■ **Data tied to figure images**
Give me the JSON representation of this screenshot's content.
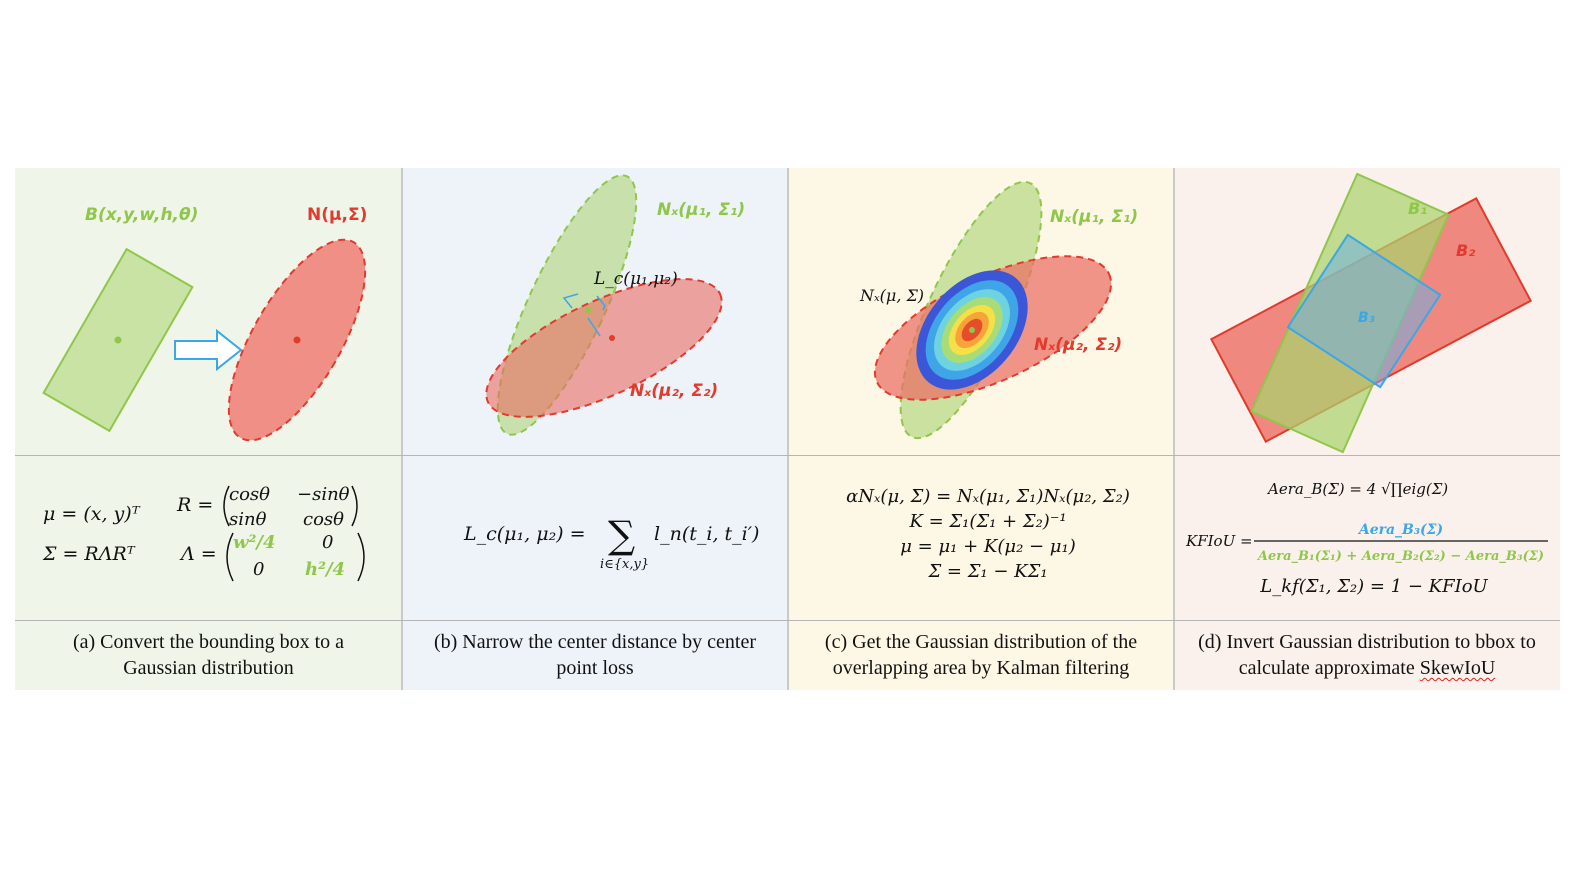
{
  "panels": [
    {
      "id": "a",
      "labels": {
        "box": "B(x,y,w,h,θ)",
        "gaussian": "N(μ,Σ)"
      },
      "formulas": {
        "mu": "μ = (x, y)ᵀ",
        "sigma": "Σ = RΛRᵀ",
        "R_eq": "R =",
        "R_m11": "cosθ",
        "R_m12": "−sinθ",
        "R_m21": "sinθ",
        "R_m22": "cosθ",
        "L_eq": "Λ =",
        "L_m11": "w²/4",
        "L_m12": "0",
        "L_m21": "0",
        "L_m22": "h²/4"
      },
      "caption_line1": "(a) Convert the bounding box to a",
      "caption_line2": "Gaussian distribution"
    },
    {
      "id": "b",
      "labels": {
        "n1": "Nₓ(μ₁, Σ₁)",
        "n2": "Nₓ(μ₂, Σ₂)",
        "lc": "L_c(μ₁,μ₂)"
      },
      "formulas": {
        "lhs": "L_c(μ₁, μ₂) =",
        "sum": "∑",
        "sub": "i∈{x,y}",
        "rhs": "l_n(t_i, t_i′)"
      },
      "caption_line1": "(b) Narrow the center distance by center",
      "caption_line2": "point loss"
    },
    {
      "id": "c",
      "labels": {
        "n": "Nₓ(μ, Σ)",
        "n1": "Nₓ(μ₁, Σ₁)",
        "n2": "Nₓ(μ₂, Σ₂)"
      },
      "formulas": {
        "f1": "αNₓ(μ, Σ) = Nₓ(μ₁, Σ₁)Nₓ(μ₂, Σ₂)",
        "f2": "K = Σ₁(Σ₁ + Σ₂)⁻¹",
        "f3": "μ = μ₁ + K(μ₂ − μ₁)",
        "f4": "Σ = Σ₁ − KΣ₁"
      },
      "caption_line1": "(c) Get the Gaussian distribution of the",
      "caption_line2": "overlapping area by Kalman filtering"
    },
    {
      "id": "d",
      "labels": {
        "b1": "B₁",
        "b2": "B₂",
        "b3": "B₃"
      },
      "formulas": {
        "area": "Aera_B(Σ) = 4 √∏eig(Σ)",
        "kf_lhs": "KFIoU =",
        "kf_num": "Aera_B₃(Σ)",
        "kf_den": "Aera_B₁(Σ₁) + Aera_B₂(Σ₂) − Aera_B₃(Σ)",
        "loss": "L_kf(Σ₁, Σ₂) = 1 − KFIoU"
      },
      "caption_line1": "(d) Invert Gaussian distribution to bbox to",
      "caption_line2_a": "calculate approximate ",
      "caption_line2_b": "SkewIoU"
    }
  ],
  "colors": {
    "green": "#8fc74a",
    "red": "#e23a2d",
    "blue": "#3aa7e6",
    "text": "#111111"
  }
}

■ **Exercise brief**
Strip out the pictures and quote the remaining data word for word.

■ **Solution for this exercise**
Give me the JSON representation of this screenshot's content.
{
  "panels": [
    {
      "id": "a",
      "labels": {
        "box": "B(x,y,w,h,θ)",
        "gaussian": "N(μ,Σ)"
      },
      "formulas": {
        "mu": "μ = (x, y)ᵀ",
        "sigma": "Σ = RΛRᵀ",
        "R_eq": "R =",
        "R_m11": "cosθ",
        "R_m12": "−sinθ",
        "R_m21": "sinθ",
        "R_m22": "cosθ",
        "L_eq": "Λ =",
        "L_m11": "w²/4",
        "L_m12": "0",
        "L_m21": "0",
        "L_m22": "h²/4"
      },
      "caption_line1": "(a) Convert the bounding box to a",
      "caption_line2": "Gaussian distribution"
    },
    {
      "id": "b",
      "labels": {
        "n1": "Nₓ(μ₁, Σ₁)",
        "n2": "Nₓ(μ₂, Σ₂)",
        "lc": "L_c(μ₁,μ₂)"
      },
      "formulas": {
        "lhs": "L_c(μ₁, μ₂) =",
        "sum": "∑",
        "sub": "i∈{x,y}",
        "rhs": "l_n(t_i, t_i′)"
      },
      "caption_line1": "(b) Narrow the center distance by center",
      "caption_line2": "point loss"
    },
    {
      "id": "c",
      "labels": {
        "n": "Nₓ(μ, Σ)",
        "n1": "Nₓ(μ₁, Σ₁)",
        "n2": "Nₓ(μ₂, Σ₂)"
      },
      "formulas": {
        "f1": "αNₓ(μ, Σ) = Nₓ(μ₁, Σ₁)Nₓ(μ₂, Σ₂)",
        "f2": "K = Σ₁(Σ₁ + Σ₂)⁻¹",
        "f3": "μ = μ₁ + K(μ₂ − μ₁)",
        "f4": "Σ = Σ₁ − KΣ₁"
      },
      "caption_line1": "(c) Get the Gaussian distribution of the",
      "caption_line2": "overlapping area by Kalman filtering"
    },
    {
      "id": "d",
      "labels": {
        "b1": "B₁",
        "b2": "B₂",
        "b3": "B₃"
      },
      "formulas": {
        "area": "Aera_B(Σ) = 4 √∏eig(Σ)",
        "kf_lhs": "KFIoU =",
        "kf_num": "Aera_B₃(Σ)",
        "kf_den": "Aera_B₁(Σ₁) + Aera_B₂(Σ₂) − Aera_B₃(Σ)",
        "loss": "L_kf(Σ₁, Σ₂) = 1 − KFIoU"
      },
      "caption_line1": "(d) Invert Gaussian distribution to bbox to",
      "caption_line2_a": "calculate approximate ",
      "caption_line2_b": "SkewIoU"
    }
  ],
  "colors": {
    "green": "#8fc74a",
    "red": "#e23a2d",
    "blue": "#3aa7e6",
    "text": "#111111"
  }
}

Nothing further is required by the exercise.